Copy out the entries below in full and exactly.

Stored dataset items:
- - - - - - -

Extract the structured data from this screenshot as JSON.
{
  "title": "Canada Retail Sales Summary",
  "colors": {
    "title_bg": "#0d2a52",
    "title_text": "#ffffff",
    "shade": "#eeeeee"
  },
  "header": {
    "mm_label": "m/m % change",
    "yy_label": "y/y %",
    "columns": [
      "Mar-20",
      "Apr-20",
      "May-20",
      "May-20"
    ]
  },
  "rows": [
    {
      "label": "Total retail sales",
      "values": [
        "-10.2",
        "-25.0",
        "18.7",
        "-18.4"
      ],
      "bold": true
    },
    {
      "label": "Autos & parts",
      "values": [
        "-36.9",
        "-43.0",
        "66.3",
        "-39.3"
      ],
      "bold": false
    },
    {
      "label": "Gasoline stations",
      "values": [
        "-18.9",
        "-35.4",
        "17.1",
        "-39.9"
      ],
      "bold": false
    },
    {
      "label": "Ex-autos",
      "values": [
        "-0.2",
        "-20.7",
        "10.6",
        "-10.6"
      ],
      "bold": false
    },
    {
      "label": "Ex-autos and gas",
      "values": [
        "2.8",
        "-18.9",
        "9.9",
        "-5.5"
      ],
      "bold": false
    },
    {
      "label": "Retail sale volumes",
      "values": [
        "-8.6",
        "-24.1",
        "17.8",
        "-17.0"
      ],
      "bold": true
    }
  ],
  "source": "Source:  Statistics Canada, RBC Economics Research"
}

- - - - - - -

EXERCISE OUTPUT:
Extract the structured data from this screenshot as JSON.
{
  "title": "Canada Retail Sales Summary",
  "colors": {
    "title_bg": "#0d2a52",
    "title_text": "#ffffff",
    "shade": "#eeeeee"
  },
  "header": {
    "mm_label": "m/m % change",
    "yy_label": "y/y %",
    "columns": [
      "Mar-20",
      "Apr-20",
      "May-20",
      "May-20"
    ]
  },
  "rows": [
    {
      "label": "Total retail sales",
      "values": [
        "-10.2",
        "-25.0",
        "18.7",
        "-18.4"
      ],
      "bold": true
    },
    {
      "label": "Autos & parts",
      "values": [
        "-36.9",
        "-43.0",
        "66.3",
        "-39.3"
      ],
      "bold": false
    },
    {
      "label": "Gasoline stations",
      "values": [
        "-18.9",
        "-35.4",
        "17.1",
        "-39.9"
      ],
      "bold": false
    },
    {
      "label": "Ex-autos",
      "values": [
        "-0.2",
        "-20.7",
        "10.6",
        "-10.6"
      ],
      "bold": false
    },
    {
      "label": "Ex-autos and gas",
      "values": [
        "2.8",
        "-18.9",
        "9.9",
        "-5.5"
      ],
      "bold": false
    },
    {
      "label": "Retail sale volumes",
      "values": [
        "-8.6",
        "-24.1",
        "17.8",
        "-17.0"
      ],
      "bold": true
    }
  ],
  "source": "Source:  Statistics Canada, RBC Economics Research"
}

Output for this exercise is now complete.